• PROBLEM DESCRIPTION:
Say how many lines hold the string "أعلم"; please write nothing but the number.

— START OF STORED DATA —

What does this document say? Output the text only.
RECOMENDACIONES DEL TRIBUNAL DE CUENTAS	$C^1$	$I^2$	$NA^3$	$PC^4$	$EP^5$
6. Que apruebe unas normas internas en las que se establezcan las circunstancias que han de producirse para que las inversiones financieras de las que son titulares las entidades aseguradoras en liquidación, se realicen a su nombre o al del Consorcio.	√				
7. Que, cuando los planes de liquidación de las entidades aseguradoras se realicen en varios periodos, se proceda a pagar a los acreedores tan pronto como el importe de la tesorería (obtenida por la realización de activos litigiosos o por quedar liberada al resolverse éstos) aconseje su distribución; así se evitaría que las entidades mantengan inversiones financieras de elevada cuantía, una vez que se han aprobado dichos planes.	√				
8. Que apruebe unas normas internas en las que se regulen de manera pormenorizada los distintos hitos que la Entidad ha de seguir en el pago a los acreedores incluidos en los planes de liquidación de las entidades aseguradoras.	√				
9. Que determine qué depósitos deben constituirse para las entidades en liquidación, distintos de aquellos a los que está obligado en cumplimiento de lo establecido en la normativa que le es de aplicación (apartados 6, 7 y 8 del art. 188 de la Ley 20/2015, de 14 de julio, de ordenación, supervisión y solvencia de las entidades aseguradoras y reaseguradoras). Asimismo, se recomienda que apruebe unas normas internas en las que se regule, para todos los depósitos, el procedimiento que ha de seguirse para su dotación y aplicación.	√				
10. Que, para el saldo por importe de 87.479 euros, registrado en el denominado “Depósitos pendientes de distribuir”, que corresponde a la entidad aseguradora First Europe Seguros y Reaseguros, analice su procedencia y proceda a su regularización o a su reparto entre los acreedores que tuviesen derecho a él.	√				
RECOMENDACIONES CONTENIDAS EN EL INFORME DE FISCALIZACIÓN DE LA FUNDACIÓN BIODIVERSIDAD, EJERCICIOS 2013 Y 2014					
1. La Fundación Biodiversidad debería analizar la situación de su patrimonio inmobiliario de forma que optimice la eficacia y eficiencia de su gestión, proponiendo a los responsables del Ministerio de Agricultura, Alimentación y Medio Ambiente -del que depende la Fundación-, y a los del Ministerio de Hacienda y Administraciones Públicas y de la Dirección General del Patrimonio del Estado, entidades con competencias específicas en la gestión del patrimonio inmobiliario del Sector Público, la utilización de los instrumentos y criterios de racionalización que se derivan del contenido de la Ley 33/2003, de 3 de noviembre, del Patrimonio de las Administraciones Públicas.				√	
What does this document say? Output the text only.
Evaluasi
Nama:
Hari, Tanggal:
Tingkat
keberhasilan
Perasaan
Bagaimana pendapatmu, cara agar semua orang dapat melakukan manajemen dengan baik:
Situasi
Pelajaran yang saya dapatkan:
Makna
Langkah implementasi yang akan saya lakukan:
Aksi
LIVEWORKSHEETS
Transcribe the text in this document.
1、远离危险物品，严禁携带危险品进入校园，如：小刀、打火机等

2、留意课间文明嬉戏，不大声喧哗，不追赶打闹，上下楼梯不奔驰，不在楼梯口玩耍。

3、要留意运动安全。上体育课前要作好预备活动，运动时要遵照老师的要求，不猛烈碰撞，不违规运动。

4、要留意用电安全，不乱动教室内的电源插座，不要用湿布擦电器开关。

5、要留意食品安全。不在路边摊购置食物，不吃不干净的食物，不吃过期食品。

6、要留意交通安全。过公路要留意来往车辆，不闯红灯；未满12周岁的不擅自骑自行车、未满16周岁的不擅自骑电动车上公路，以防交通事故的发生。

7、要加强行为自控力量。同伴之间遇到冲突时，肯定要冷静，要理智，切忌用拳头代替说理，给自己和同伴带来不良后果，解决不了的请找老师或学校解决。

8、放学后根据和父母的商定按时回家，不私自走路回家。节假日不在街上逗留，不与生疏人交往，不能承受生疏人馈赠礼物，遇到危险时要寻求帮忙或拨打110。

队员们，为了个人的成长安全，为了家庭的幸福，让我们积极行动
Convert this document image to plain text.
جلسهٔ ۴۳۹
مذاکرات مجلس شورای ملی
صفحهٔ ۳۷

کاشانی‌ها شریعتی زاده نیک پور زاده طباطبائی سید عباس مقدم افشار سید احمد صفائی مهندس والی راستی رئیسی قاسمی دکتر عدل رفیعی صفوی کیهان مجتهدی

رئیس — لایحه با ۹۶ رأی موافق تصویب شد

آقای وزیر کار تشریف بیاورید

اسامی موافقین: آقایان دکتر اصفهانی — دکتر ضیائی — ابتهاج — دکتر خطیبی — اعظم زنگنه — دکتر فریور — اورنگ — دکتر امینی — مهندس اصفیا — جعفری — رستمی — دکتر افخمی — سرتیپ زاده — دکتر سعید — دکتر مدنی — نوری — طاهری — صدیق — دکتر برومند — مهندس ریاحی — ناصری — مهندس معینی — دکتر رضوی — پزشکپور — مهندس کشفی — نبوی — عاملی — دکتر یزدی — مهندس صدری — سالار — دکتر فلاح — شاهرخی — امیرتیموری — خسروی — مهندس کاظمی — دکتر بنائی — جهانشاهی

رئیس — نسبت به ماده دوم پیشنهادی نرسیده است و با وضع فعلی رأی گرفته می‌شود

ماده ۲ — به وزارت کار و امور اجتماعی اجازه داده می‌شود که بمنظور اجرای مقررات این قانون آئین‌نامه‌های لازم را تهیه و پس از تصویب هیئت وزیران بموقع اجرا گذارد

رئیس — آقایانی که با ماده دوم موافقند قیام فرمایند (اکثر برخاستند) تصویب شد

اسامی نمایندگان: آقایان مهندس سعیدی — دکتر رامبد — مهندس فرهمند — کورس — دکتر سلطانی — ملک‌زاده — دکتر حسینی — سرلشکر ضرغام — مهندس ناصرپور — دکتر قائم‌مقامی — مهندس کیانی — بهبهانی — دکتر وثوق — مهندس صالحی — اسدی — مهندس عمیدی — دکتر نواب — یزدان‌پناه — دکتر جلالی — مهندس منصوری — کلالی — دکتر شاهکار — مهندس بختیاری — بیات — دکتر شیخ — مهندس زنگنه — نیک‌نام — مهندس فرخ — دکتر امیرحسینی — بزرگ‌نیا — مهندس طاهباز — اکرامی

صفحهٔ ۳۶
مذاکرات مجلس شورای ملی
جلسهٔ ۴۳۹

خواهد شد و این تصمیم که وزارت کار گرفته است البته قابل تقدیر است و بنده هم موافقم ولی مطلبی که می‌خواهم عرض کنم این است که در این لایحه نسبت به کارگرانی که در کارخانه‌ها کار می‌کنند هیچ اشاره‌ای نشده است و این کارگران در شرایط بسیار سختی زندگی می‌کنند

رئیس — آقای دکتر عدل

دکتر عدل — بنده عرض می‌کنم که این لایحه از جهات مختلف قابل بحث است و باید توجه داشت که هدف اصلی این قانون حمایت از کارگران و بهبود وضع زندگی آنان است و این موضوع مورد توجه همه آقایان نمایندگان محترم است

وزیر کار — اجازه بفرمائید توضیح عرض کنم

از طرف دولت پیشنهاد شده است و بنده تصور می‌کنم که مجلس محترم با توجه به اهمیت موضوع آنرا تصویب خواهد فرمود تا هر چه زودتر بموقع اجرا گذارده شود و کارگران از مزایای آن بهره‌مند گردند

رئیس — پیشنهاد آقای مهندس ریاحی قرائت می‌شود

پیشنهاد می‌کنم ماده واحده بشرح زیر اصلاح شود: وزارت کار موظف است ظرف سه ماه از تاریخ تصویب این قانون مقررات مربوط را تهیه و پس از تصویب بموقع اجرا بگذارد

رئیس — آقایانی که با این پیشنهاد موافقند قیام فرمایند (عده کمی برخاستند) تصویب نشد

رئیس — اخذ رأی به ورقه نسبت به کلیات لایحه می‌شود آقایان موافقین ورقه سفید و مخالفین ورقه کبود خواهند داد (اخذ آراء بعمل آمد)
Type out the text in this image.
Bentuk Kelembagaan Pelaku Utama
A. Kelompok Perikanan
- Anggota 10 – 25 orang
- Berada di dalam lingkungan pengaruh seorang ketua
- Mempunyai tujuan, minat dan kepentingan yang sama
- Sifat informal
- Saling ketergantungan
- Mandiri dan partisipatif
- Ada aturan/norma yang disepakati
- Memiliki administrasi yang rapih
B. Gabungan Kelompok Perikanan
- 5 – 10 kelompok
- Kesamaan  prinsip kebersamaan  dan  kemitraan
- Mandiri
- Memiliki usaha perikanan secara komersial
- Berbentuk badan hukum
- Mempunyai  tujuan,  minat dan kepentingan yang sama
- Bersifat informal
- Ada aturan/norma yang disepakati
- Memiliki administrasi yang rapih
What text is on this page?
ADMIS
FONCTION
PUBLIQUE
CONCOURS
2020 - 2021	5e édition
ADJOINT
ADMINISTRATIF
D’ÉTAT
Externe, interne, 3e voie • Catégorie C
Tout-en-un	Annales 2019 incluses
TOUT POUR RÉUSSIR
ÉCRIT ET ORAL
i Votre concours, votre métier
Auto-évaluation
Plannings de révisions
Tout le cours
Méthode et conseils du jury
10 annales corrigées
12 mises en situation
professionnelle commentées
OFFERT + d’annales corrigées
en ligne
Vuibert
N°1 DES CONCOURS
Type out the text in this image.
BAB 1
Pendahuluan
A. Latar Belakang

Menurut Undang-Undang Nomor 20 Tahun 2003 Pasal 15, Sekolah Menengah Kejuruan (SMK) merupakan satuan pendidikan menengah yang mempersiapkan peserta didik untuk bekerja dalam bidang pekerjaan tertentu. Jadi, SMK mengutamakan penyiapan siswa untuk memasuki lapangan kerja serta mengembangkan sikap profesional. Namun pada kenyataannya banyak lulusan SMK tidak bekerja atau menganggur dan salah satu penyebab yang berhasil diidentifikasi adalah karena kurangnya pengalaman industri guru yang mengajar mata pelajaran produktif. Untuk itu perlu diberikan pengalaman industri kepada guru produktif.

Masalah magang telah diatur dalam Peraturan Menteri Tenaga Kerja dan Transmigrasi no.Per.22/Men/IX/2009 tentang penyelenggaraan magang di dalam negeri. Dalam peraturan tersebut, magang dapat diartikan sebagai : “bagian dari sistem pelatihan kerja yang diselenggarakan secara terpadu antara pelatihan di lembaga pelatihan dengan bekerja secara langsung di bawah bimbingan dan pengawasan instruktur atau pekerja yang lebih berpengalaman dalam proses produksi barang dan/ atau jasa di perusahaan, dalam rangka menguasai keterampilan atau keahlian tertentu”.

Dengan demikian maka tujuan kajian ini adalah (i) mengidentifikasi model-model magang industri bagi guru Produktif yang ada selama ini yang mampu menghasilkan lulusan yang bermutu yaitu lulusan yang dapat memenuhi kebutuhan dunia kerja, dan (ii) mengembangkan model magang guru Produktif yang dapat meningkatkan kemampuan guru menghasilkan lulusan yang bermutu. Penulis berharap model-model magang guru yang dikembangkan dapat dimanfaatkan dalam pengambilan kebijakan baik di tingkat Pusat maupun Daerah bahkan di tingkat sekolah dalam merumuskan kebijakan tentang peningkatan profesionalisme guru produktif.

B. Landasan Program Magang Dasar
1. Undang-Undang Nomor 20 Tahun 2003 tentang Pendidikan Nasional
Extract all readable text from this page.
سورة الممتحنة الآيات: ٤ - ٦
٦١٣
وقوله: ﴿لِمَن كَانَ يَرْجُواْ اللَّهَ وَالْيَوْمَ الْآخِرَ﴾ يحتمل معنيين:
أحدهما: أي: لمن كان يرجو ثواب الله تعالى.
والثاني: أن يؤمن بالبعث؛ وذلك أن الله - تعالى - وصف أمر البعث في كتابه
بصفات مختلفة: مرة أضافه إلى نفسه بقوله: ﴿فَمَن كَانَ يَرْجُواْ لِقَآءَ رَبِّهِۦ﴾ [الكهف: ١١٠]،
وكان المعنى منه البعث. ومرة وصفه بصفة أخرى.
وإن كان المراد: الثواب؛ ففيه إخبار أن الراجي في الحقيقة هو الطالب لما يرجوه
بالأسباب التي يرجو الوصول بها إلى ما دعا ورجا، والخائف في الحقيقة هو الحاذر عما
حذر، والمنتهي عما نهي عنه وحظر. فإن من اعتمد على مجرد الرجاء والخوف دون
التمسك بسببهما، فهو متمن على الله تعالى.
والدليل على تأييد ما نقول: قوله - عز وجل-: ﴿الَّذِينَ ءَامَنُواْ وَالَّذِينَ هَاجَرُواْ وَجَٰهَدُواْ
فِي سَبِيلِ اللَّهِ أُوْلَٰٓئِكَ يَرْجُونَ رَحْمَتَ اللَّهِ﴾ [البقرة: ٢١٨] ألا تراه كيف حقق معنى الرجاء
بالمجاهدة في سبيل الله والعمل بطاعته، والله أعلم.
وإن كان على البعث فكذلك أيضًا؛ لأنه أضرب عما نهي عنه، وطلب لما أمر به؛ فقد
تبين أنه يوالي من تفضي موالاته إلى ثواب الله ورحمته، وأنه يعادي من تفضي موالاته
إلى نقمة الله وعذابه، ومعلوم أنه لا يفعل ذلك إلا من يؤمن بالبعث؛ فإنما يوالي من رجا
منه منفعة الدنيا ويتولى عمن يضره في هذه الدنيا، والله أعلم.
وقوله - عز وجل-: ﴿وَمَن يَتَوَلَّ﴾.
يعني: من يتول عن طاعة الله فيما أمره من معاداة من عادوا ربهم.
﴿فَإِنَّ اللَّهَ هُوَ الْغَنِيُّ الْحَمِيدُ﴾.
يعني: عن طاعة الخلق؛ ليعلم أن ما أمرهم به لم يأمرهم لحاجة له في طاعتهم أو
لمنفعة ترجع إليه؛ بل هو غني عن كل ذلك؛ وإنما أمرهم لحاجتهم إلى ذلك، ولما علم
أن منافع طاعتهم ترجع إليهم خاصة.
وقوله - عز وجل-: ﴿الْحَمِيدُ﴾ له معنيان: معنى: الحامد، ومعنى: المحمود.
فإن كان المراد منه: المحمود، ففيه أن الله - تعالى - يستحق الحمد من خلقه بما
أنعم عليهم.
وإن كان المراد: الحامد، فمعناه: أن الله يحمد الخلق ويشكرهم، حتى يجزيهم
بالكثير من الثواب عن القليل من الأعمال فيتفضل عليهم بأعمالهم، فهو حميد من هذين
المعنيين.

— END OF STORED DATA —

• SOLVED EXERCISE:
2